Collected data entries
START
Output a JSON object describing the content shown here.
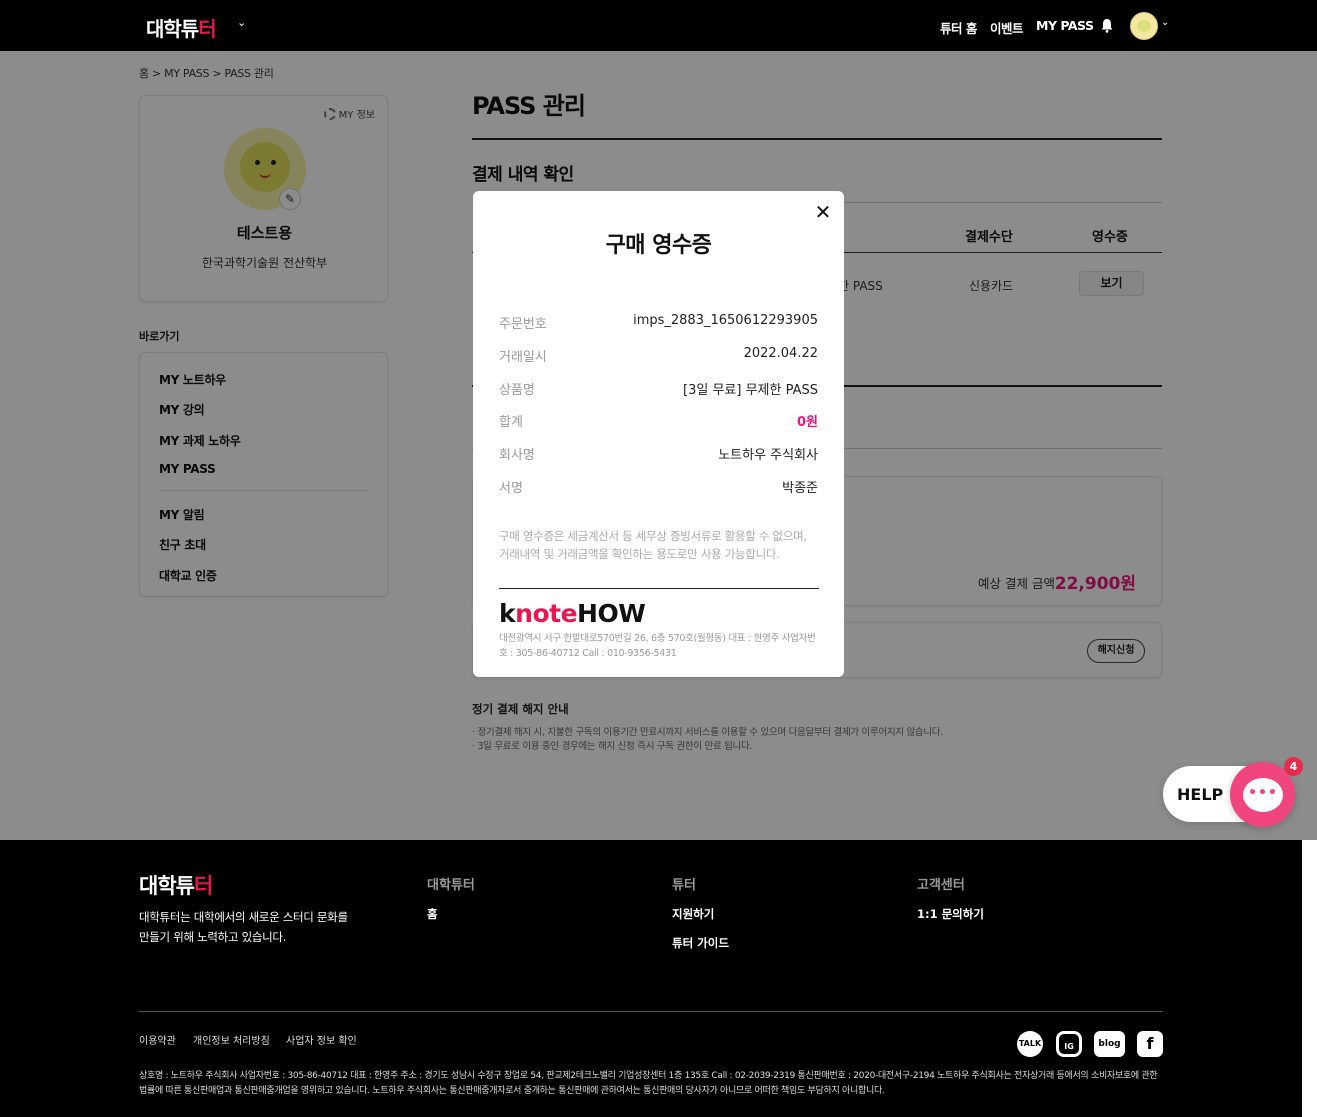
{
  "header": {
    "logo_main": "대학튜",
    "logo_accent": "터",
    "nav": [
      "튜터 홈",
      "이벤트",
      "MY PASS"
    ],
    "icons": [
      "bell-icon",
      "avatar",
      "chevron-down-icon"
    ]
  },
  "breadcrumb": "홈 > MY PASS > PASS 관리",
  "profile": {
    "my_info_label": "MY 정보",
    "name": "테스트용",
    "school": "한국과학기술원 전산학부"
  },
  "shortcuts": {
    "label": "바로가기",
    "group1": [
      "MY 노트하우",
      "MY 강의",
      "MY 과제 노하우",
      "MY PASS"
    ],
    "group2": [
      "MY 알림",
      "친구 초대",
      "대학교 인증"
    ]
  },
  "main": {
    "title": "PASS 관리",
    "section_title": "결제 내역 확인",
    "columns": {
      "method": "결제수단",
      "receipt": "영수증"
    },
    "row": {
      "product_partial": "한 PASS",
      "method": "신용카드",
      "receipt_button": "보기"
    },
    "estimate_label": "예상 결제 금액",
    "estimate_amount": "22,900원",
    "cancel_button": "해지신청",
    "notice_title": "정기 결제 해지 안내",
    "notice_lines": [
      "· 정기결제 해지 시, 지불한 구독의 이용기간 만료시까지 서비스를 이용할 수 있으며 다음달부터 결제가 이루어지지 않습니다.",
      "· 3일 무료로 이용 중인 경우에는 해지 신청 즉시 구독 권한이 만료 됩니다."
    ]
  },
  "modal": {
    "title": "구매 영수증",
    "close_icon": "close-icon",
    "rows": [
      {
        "label": "주문번호",
        "value": "imps_2883_1650612293905"
      },
      {
        "label": "거래일시",
        "value": "2022.04.22"
      },
      {
        "label": "상품명",
        "value": "[3일 무료] 무제한 PASS"
      },
      {
        "label": "합계",
        "value": "0원"
      },
      {
        "label": "회사명",
        "value": "노트하우 주식회사"
      },
      {
        "label": "서명",
        "value": "박종준"
      }
    ],
    "note": "구매 영수증은 세금계산서 등 세무상 증빙서류로 활용할 수 없으며, 거래내역 및 거래금액을 확인하는 용도로만 사용 가능합니다.",
    "logo_prefix": "k",
    "logo_accent": "note",
    "logo_suffix": "HOW",
    "address": "대전광역시 서구 한밭대로570번길 26, 6층 570호(월평동) 대표 : 한영주 사업자번호 : 305-86-40712 Call : 010-9356-5431"
  },
  "help": {
    "label": "HELP",
    "badge": "4"
  },
  "footer": {
    "logo_main": "대학튜",
    "logo_accent": "터",
    "desc1": "대학튜터는 대학에서의 새로운 스터디 문화를",
    "desc2": "만들기 위해 노력하고 있습니다.",
    "col1_title": "대학튜터",
    "col1_links": [
      "홈"
    ],
    "col2_title": "튜터",
    "col2_links": [
      "지원하기",
      "튜터 가이드"
    ],
    "col3_title": "고객센터",
    "col3_links": [
      "1:1 문의하기"
    ],
    "bottom_links": [
      "이용약관",
      "개인정보 처리방침",
      "사업자 정보 확인"
    ],
    "sns": [
      "TALK",
      "IG",
      "blog",
      "f"
    ],
    "legal": "상호명 : 노트하우 주식회사 사업자번호 : 305-86-40712 대표 : 한영주 주소 : 경기도 성남시 수정구 창업로 54, 판교제2테크노밸리 기업성장센터 1층 135호 Call : 02-2039-2319 통신판매번호 : 2020-대전서구-2194 노트하우 주식회사는 전자상거래 등에서의 소비자보호에 관한 법률에 따른 통신판매업과 통신판매중개업을 영위하고 있습니다. 노트하우 주식회사는 통신판매중개자로서 중개하는 통신판매에 관하여서는 통신판매의 당사자가 아니므로 어떠한 책임도 부담하지 아니합니다."
  }
}
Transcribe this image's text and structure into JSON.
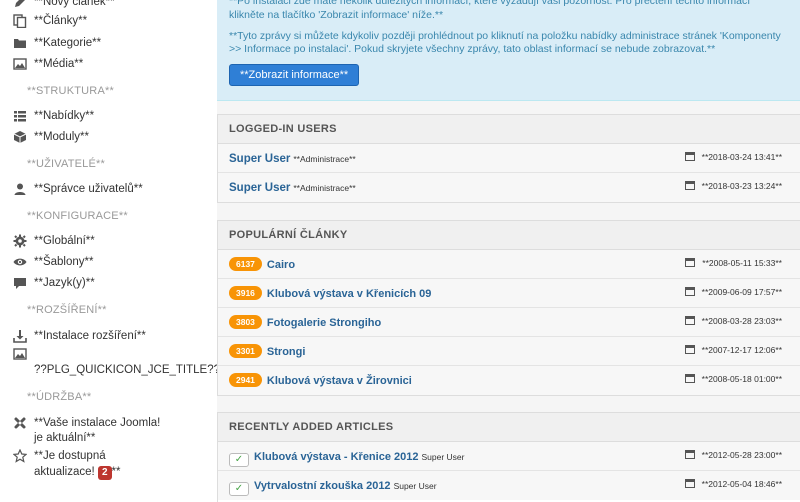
{
  "sidebar": {
    "content_items": [
      {
        "label": "**Nový článek**",
        "icon": "pencil-icon"
      },
      {
        "label": "**Články**",
        "icon": "copy-icon"
      },
      {
        "label": "**Kategorie**",
        "icon": "folder-icon"
      },
      {
        "label": "**Média**",
        "icon": "image-icon"
      }
    ],
    "structure_heading": "**STRUKTURA**",
    "structure_items": [
      {
        "label": "**Nabídky**",
        "icon": "list-icon"
      },
      {
        "label": "**Moduly**",
        "icon": "cube-icon"
      }
    ],
    "users_heading": "**UŽIVATELÉ**",
    "users_items": [
      {
        "label": "**Správce uživatelů**",
        "icon": "user-icon"
      }
    ],
    "config_heading": "**KONFIGURACE**",
    "config_items": [
      {
        "label": "**Globální**",
        "icon": "gear-icon"
      },
      {
        "label": "**Šablony**",
        "icon": "eye-icon"
      },
      {
        "label": "**Jazyk(y)**",
        "icon": "comment-icon"
      }
    ],
    "extensions_heading": "**ROZŠÍŘENÍ**",
    "extensions_items": [
      {
        "label": "**Instalace rozšíření**",
        "icon": "download-icon"
      },
      {
        "label": "??PLG_QUICKICON_JCE_TITLE??",
        "icon": "image-icon"
      }
    ],
    "maintenance_heading": "**ÚDRŽBA**",
    "maintenance_items": [
      {
        "label_line1": "**Vaše instalace Joomla!",
        "label_line2": "je aktuální**",
        "icon": "joomla-icon"
      },
      {
        "label_line1": "**Je dostupná",
        "label_line2": "aktualizace!",
        "badge": "2",
        "label_suffix": "**",
        "icon": "star-icon"
      }
    ]
  },
  "info": {
    "line1": "**Po instalaci zde máte několik důležitých informací, které vyžadují vaši pozornost. Pro přečtení těchto informací",
    "line2": "klikněte na tlačítko 'Zobrazit informace' níže.**",
    "line3": "**Tyto zprávy si můžete kdykoliv později prohlédnout po kliknutí na položku nabídky administrace stránek 'Komponenty",
    "line4": ">> Informace po instalaci'. Pokud skryjete všechny zprávy, tato oblast informací se nebude zobrazovat.**",
    "button": "**Zobrazit informace**"
  },
  "logged_in": {
    "title": "LOGGED-IN USERS",
    "rows": [
      {
        "user": "Super User",
        "role": "**Administrace**",
        "date": "**2018-03-24 13:41**"
      },
      {
        "user": "Super User",
        "role": "**Administrace**",
        "date": "**2018-03-23 13:24**"
      }
    ]
  },
  "popular": {
    "title": "POPULÁRNÍ ČLÁNKY",
    "rows": [
      {
        "hits": "6137",
        "title": "Cairo",
        "date": "**2008-05-11 15:33**"
      },
      {
        "hits": "3916",
        "title": "Klubová výstava v Křenicích 09",
        "date": "**2009-06-09 17:57**"
      },
      {
        "hits": "3803",
        "title": "Fotogalerie Strongiho",
        "date": "**2008-03-28 23:03**"
      },
      {
        "hits": "3301",
        "title": "Strongi",
        "date": "**2007-12-17 12:06**"
      },
      {
        "hits": "2941",
        "title": "Klubová výstava v Žirovnici",
        "date": "**2008-05-18 01:00**"
      }
    ]
  },
  "recent": {
    "title": "RECENTLY ADDED ARTICLES",
    "rows": [
      {
        "title": "Klubová výstava - Křenice 2012",
        "author": "Super User",
        "date": "**2012-05-28 23:00**"
      },
      {
        "title": "Vytrvalostní zkouška 2012",
        "author": "Super User",
        "date": "**2012-05-04 18:46**"
      }
    ]
  },
  "colors": {
    "accent": "#2f7fd6",
    "hits_badge": "#f89406",
    "update_badge": "#bd362f",
    "info_bg": "#d9edf7",
    "link": "#2a6496"
  }
}
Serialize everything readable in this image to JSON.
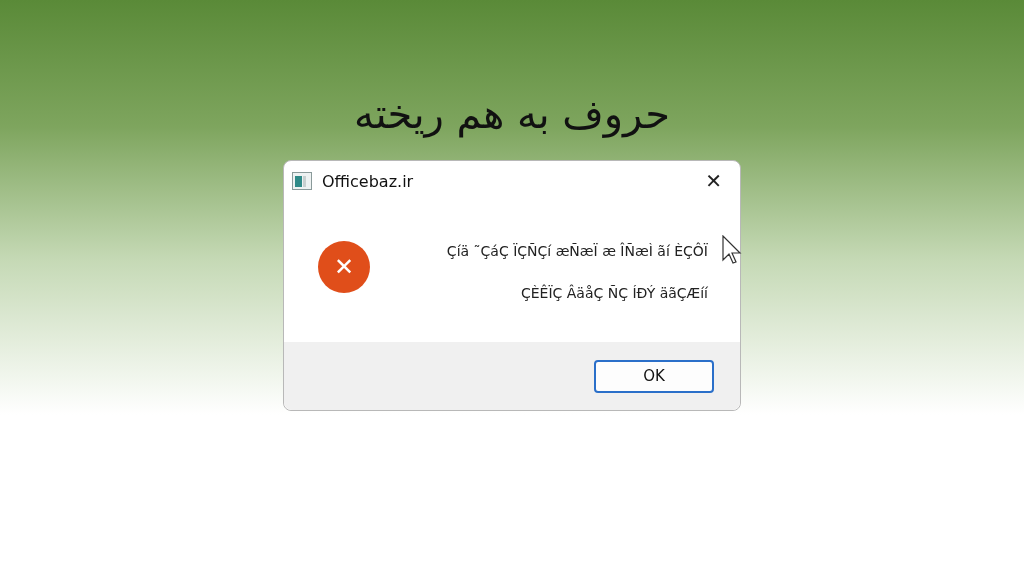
{
  "heading": "حروف به هم ریخته",
  "dialog": {
    "title": "Officebaz.ir",
    "close": "✕",
    "message_lines": [
      "Çíä ˜ÇáÇ ÏÇÑÇí æÑæÏ æ ÎÑæÌ ãí ÈÇÔÏ",
      "ÇÈÊÏÇ ÂäåÇ ÑÇ ÍÐÝ äãÇÆíí"
    ],
    "icon": {
      "kind": "error",
      "symbol": "✕"
    },
    "buttons": [
      {
        "label": "OK",
        "selected": true
      }
    ]
  }
}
END
» Problem to solve:
Copy nothing outside the span: please output the lines from the one with "Serialize everything readable" through the end of the entries above, and skip the pictures.

» Response for this exercise:
Serialize everything readable in this image to JSON.
{
  "heading": "حروف به هم ریخته",
  "dialog": {
    "title": "Officebaz.ir",
    "close": "✕",
    "message_lines": [
      "Çíä ˜ÇáÇ ÏÇÑÇí æÑæÏ æ ÎÑæÌ ãí ÈÇÔÏ",
      "ÇÈÊÏÇ ÂäåÇ ÑÇ ÍÐÝ äãÇÆíí"
    ],
    "icon": {
      "kind": "error",
      "symbol": "✕"
    },
    "buttons": [
      {
        "label": "OK",
        "selected": true
      }
    ]
  }
}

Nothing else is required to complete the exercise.